* [WORK TO DO]
[A] In the tips on watching a ball game in the rain, why does the writer say a huge crowd is hardly ever a problem when the weather looks bad? Answer in one to three sentences.
[B] Retype the rain-game tips word for word, starting at "The knock-on-your-head no" and ending at "so we didn’t).".
[C] Extend the tips on watching a ball game in the rain, picking up right after their last sentence.

* [SELECTED EXCERPT]
• • • • •
1.) Bring the right gear

The knock-on-your-head no brainer, I know.  Even if there’s the slightest chance it will rain, bring a good rain coat, pants, waterproof hat and gloves.  At the very least, bring a poncho.  You can bring an umbrella, as I did. Just be sure you’re not blocking the view of the people behind you, if there are any (in our case, there weren’t, so we didn’t).

2.) Stand under an overhang

This is only a good idea if the game is still going on – in other words, the umps haven’t called a rain delay or postponement.  Another thing to consider: make sure that the game doesn’t have a huge crowd.  That’s hardly ever the case when the weather’s unpromising – most people will want to stay home, warm and dry.  Practice courtesy and respect others’ space when you do this…and for goodness sake, don’t stand in the wheelchair areas without permission.
• • • • •
* [DATASET RECORDS]
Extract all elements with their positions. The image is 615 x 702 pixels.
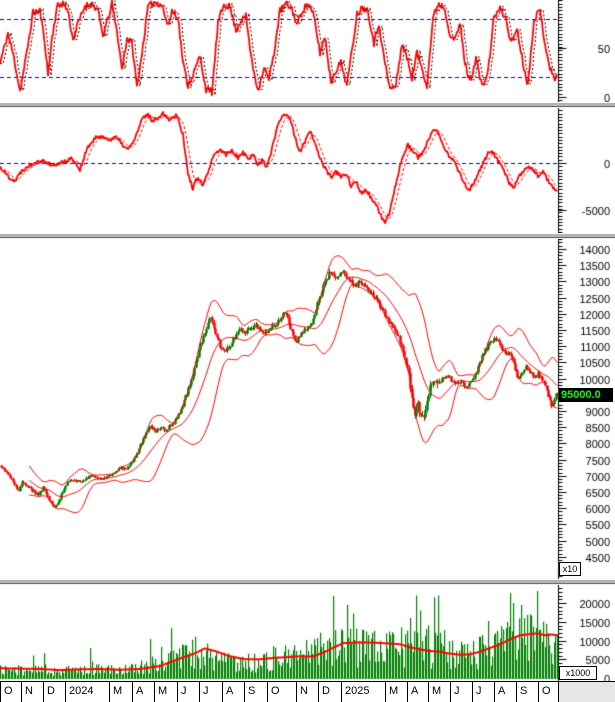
volume-scale-unit-box: x1000 bbox=[559, 666, 597, 680]
x-axis-month-label: J bbox=[177, 682, 187, 702]
x-axis-month-label: A bbox=[494, 682, 505, 702]
x-axis-month-label: A bbox=[132, 682, 143, 702]
stochastic-panel-canvas[interactable] bbox=[0, 0, 615, 102]
x-axis-month-label: S bbox=[244, 682, 255, 702]
x-axis-month-label: N bbox=[296, 682, 308, 702]
x-axis-month-label: O bbox=[538, 682, 551, 702]
x-axis-month-label: O bbox=[0, 682, 13, 702]
panel-splitter-3[interactable] bbox=[0, 579, 615, 585]
panel-splitter-2[interactable] bbox=[0, 233, 615, 239]
price-panel-canvas[interactable] bbox=[0, 239, 615, 579]
x-axis-month-label: M bbox=[154, 682, 167, 702]
x-axis-month-label: M bbox=[109, 682, 122, 702]
x-axis-month-label: 2024 bbox=[65, 682, 93, 702]
price-scale-unit-box: x10 bbox=[559, 562, 581, 576]
x-axis-month-label: S bbox=[516, 682, 527, 702]
x-axis-month-label: M bbox=[385, 682, 398, 702]
x-axis-corner bbox=[558, 682, 615, 702]
x-axis-month-label: A bbox=[222, 682, 233, 702]
x-axis-month-label: O bbox=[267, 682, 280, 702]
x-axis-month-label: J bbox=[472, 682, 482, 702]
x-axis-month-label: A bbox=[407, 682, 418, 702]
price-panel bbox=[0, 239, 615, 579]
x-axis-month-label: D bbox=[43, 682, 55, 702]
volume-panel bbox=[0, 585, 615, 681]
x-axis-month-label: 2025 bbox=[341, 682, 369, 702]
panel-splitter-1[interactable] bbox=[0, 102, 615, 108]
x-axis-date-strip: O N D 2024 M A M J J A S O N D 2025 M A M J J A S O bbox=[0, 681, 615, 702]
last-price-label: 95000.0 bbox=[559, 388, 613, 402]
stochastic-panel bbox=[0, 0, 615, 102]
x-axis-month-label: J bbox=[199, 682, 209, 702]
x-axis-month-label: N bbox=[21, 682, 33, 702]
oscillator-panel-canvas[interactable] bbox=[0, 108, 615, 233]
x-axis-month-label: D bbox=[318, 682, 330, 702]
oscillator-panel bbox=[0, 108, 615, 233]
x-axis-month-label: M bbox=[428, 682, 441, 702]
volume-panel-canvas[interactable] bbox=[0, 585, 615, 681]
x-axis-month-label: J bbox=[450, 682, 460, 702]
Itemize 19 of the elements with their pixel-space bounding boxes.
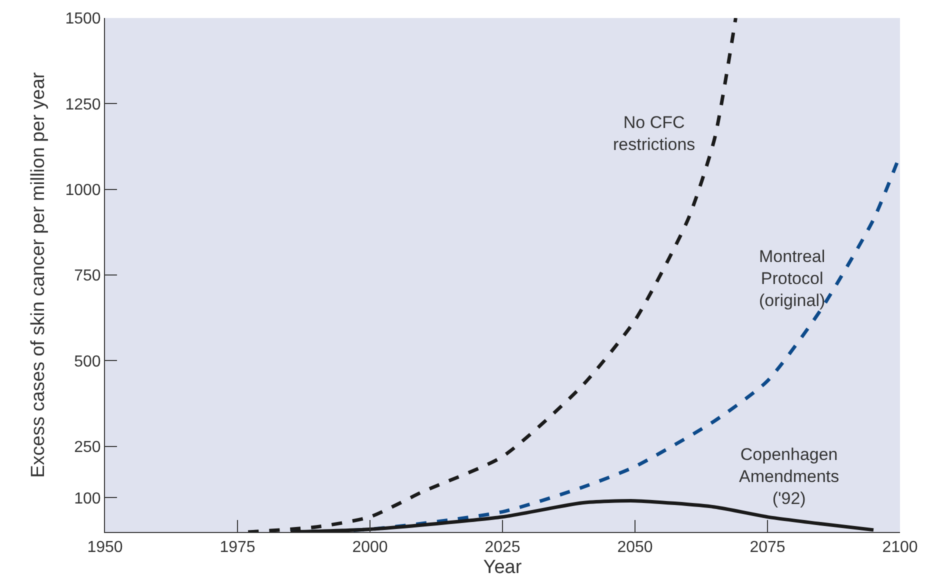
y-tick-label: 100 <box>74 490 101 508</box>
x-tick-label: 1950 <box>87 539 123 556</box>
series-label: Montreal Protocol (original) <box>759 247 826 310</box>
series-label: No CFC restrictions <box>613 113 696 154</box>
x-tick-label: 2100 <box>882 539 918 556</box>
y-tick-label: 1500 <box>65 10 101 28</box>
series-label: Copenhagen Amendments ('92) <box>739 445 840 508</box>
x-tick-label: 2025 <box>484 539 520 556</box>
y-tick-label: 750 <box>74 268 101 285</box>
y-tick-label: 1250 <box>65 96 101 114</box>
x-tick-label: 2075 <box>750 539 786 556</box>
y-tick-label: 250 <box>74 438 101 456</box>
x-tick-label: 2050 <box>617 539 653 556</box>
x-tick-label: 2000 <box>352 539 388 556</box>
y-axis-title: Excess cases of skin cancer per million per year <box>28 72 50 478</box>
y-tick-label: 1000 <box>65 182 101 199</box>
y-tick-label: 500 <box>74 353 101 370</box>
x-axis-title: Year <box>483 557 522 578</box>
x-tick-label: 1975 <box>220 539 256 556</box>
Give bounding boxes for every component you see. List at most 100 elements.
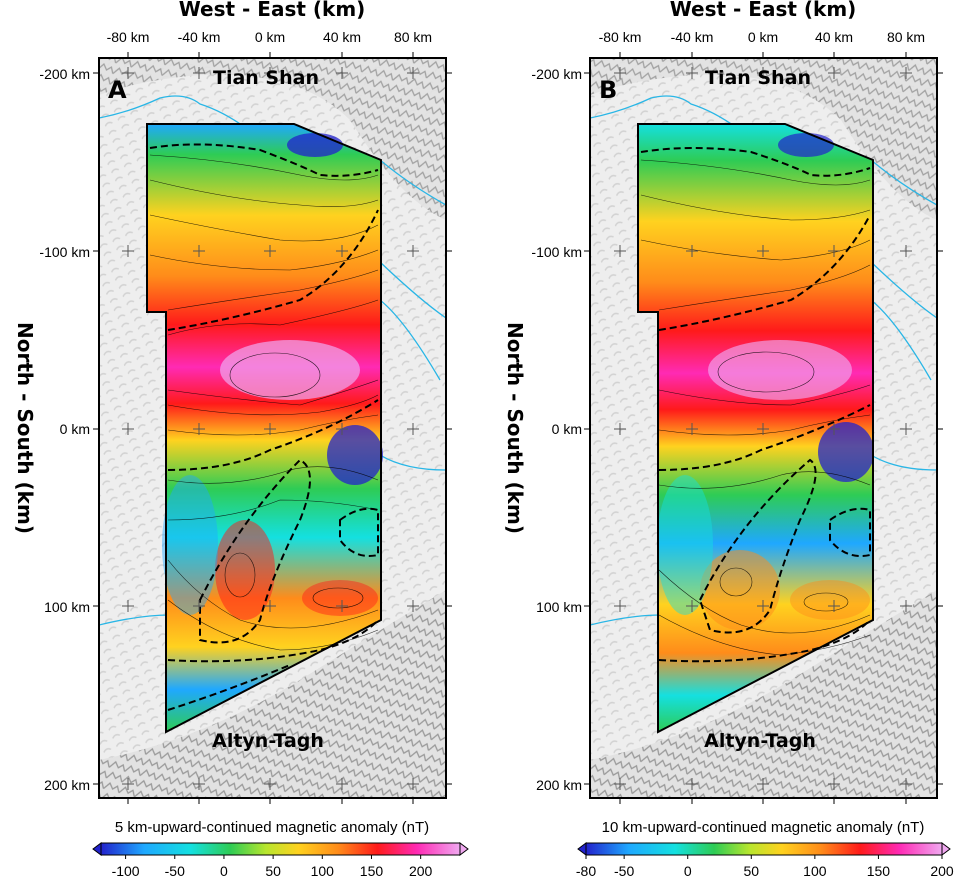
• • • • •
* [SOLVED PROBLEMS]
[A] When the weather is unpromising, most people want to stay home, warm and dry, so big crowds rarely show up.

[B]
The knock-on-your-head no brainer, I know.  Even if there’s the slightest chance it will rain, bring a good rain coat, pants, waterproof hat and gloves.  At the very least, bring a poncho.  You can bring an umbrella, as I did. Just be sure you’re not blocking the view of the people behind you, if there are any (in our case, there weren’t, so we didn’t).

[C]
3.) Get a drink…and a nosh

I personally like this one, and it gives me a great excuse to eat and drink, even if I’ve had dinner or lunch already.  I’m cold, wet, tired and grumpy.  Some nachos and a beer will cheer me up quickly.  So if you’re like me, simply head to the nearest bar and grill in the ballpark, like the Mountain Ranch at Coors Field.

4.) Try to get famous

You know those two or three people they’ll show on sports highlights broadcasts?  Soaked to the bone,  they’re brooding in the stands. They’re waiting for the clouds to part and water works to turn off.  That could be you. People will either think you’re a super-fan…or completely ready for the loony bin.

5.) Head home

Trust me, no one will think the worse of you for this one.  And it doesn’t make you a worse baseball fan, either.